**WHAT THIS TASK INVOLVES:** Extract all lines in the data that contain the word "Dashboard".

-- start MATERIAL SHOWN --

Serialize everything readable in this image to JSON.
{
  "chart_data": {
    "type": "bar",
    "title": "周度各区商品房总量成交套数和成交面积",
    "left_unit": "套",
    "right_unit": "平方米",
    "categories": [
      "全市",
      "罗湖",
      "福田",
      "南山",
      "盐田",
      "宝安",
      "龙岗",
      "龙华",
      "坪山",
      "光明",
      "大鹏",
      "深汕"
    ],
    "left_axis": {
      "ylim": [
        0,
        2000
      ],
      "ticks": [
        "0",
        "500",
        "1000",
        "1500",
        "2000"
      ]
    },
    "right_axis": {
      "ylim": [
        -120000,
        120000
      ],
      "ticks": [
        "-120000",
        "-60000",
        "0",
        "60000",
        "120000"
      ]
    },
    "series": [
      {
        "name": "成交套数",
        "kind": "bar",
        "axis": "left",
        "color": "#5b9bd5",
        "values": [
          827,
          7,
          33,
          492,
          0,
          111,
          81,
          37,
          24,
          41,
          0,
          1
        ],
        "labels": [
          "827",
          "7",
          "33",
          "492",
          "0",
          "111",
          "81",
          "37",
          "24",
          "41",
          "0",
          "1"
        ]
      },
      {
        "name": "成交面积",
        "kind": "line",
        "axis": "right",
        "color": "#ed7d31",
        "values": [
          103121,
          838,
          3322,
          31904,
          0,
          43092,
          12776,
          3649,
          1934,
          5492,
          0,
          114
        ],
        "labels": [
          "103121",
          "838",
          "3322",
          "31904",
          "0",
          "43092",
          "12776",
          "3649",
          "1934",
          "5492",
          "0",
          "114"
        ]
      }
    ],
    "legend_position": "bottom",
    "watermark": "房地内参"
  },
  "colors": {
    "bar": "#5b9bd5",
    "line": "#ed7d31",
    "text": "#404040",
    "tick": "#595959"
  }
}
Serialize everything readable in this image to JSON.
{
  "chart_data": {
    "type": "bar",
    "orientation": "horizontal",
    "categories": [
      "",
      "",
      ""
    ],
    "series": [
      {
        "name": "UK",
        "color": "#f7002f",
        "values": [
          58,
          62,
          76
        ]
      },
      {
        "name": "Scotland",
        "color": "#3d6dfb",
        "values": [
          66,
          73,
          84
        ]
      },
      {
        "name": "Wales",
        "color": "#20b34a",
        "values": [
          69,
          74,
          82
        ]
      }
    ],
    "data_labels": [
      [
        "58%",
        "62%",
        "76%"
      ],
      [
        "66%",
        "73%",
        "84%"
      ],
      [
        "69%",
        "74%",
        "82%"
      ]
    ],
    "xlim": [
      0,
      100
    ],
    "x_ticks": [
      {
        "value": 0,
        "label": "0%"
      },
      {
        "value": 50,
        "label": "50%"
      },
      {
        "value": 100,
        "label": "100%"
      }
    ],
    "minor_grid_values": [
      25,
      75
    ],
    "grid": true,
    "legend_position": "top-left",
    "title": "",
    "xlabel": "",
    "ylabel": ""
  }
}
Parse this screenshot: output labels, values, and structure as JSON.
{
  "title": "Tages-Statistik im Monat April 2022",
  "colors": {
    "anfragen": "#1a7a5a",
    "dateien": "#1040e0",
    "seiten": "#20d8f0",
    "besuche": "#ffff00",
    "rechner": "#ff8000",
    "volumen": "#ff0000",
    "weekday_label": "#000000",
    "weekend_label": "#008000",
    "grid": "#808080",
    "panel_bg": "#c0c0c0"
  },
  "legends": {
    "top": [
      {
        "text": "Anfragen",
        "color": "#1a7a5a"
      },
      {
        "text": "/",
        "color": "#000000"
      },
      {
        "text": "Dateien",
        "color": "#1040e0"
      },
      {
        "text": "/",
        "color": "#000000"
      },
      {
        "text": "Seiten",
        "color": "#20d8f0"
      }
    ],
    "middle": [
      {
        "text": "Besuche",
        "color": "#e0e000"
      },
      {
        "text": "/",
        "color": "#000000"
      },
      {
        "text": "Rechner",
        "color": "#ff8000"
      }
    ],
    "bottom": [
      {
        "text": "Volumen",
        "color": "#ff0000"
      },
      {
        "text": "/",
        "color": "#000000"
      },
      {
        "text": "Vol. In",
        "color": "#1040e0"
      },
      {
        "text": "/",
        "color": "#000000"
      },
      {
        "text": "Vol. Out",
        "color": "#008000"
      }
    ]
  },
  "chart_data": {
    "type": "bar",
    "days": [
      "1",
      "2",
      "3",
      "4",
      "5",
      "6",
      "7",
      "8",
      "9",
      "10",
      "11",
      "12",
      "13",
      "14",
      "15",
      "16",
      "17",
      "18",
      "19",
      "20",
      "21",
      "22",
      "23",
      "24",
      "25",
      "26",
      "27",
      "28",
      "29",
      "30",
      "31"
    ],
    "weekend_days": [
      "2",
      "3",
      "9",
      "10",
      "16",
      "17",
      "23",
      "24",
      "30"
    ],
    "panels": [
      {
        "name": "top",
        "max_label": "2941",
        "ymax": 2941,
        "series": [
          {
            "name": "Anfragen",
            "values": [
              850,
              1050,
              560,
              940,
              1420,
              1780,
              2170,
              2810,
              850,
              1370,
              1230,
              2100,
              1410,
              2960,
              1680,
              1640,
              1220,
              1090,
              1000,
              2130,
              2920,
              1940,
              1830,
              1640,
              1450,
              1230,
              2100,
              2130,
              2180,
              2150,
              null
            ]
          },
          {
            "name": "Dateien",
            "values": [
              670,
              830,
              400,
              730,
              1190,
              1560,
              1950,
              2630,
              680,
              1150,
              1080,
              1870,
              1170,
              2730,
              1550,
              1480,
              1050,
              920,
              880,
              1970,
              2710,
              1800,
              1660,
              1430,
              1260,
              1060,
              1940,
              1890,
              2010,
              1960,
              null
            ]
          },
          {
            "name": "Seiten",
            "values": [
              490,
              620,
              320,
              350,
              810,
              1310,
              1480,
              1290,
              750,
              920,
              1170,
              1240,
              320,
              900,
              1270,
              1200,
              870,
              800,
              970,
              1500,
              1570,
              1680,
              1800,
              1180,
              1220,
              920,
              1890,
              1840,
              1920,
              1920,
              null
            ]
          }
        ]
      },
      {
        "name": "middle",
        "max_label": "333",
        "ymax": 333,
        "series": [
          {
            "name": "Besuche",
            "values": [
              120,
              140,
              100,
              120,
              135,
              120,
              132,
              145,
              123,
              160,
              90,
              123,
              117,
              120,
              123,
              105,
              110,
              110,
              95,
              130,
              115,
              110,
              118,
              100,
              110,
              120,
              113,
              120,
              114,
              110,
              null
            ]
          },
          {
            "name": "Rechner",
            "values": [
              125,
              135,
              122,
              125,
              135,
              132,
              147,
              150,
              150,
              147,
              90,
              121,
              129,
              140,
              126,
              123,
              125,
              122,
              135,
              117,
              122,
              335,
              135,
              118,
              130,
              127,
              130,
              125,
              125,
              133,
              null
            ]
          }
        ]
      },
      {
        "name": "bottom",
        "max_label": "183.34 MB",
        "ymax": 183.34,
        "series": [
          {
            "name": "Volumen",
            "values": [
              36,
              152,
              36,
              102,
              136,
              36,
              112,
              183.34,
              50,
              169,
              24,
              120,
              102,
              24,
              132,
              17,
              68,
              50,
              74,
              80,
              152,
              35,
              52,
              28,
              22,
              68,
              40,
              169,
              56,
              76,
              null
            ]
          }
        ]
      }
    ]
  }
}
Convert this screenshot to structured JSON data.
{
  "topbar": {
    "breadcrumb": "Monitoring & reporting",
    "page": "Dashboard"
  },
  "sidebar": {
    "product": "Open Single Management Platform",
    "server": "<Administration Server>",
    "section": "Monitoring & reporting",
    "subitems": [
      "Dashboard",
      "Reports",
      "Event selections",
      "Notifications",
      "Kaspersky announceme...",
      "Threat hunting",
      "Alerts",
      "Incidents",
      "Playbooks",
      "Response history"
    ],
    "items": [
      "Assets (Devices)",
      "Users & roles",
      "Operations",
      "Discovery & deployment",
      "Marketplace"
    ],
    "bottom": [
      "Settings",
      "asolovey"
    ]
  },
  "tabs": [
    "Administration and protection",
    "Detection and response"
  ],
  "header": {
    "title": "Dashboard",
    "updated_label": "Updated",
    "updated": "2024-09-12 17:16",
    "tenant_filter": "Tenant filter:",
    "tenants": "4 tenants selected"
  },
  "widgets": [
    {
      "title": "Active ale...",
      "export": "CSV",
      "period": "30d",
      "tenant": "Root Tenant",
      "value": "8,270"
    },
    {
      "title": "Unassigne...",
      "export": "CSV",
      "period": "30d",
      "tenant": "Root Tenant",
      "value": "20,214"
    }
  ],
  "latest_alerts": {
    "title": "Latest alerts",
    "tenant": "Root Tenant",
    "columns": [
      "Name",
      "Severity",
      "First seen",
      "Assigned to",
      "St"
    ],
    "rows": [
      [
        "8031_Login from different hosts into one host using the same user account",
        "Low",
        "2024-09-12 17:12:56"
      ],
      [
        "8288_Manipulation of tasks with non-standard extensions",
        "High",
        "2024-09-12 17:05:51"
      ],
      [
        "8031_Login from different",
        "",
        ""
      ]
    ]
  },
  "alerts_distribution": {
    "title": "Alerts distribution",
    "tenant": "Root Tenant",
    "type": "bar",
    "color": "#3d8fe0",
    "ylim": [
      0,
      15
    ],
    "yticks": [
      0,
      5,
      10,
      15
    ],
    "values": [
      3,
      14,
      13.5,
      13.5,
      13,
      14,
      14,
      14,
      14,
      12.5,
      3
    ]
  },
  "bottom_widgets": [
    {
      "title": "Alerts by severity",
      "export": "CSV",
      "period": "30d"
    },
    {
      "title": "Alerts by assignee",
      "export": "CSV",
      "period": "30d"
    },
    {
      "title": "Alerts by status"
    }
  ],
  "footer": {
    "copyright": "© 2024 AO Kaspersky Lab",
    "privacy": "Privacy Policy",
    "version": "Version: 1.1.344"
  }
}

-- end MATERIAL SHOWN --

**IN RESPONSE:**
    "page": "Dashboard"
      "Dashboard",
    "title": "Dashboard",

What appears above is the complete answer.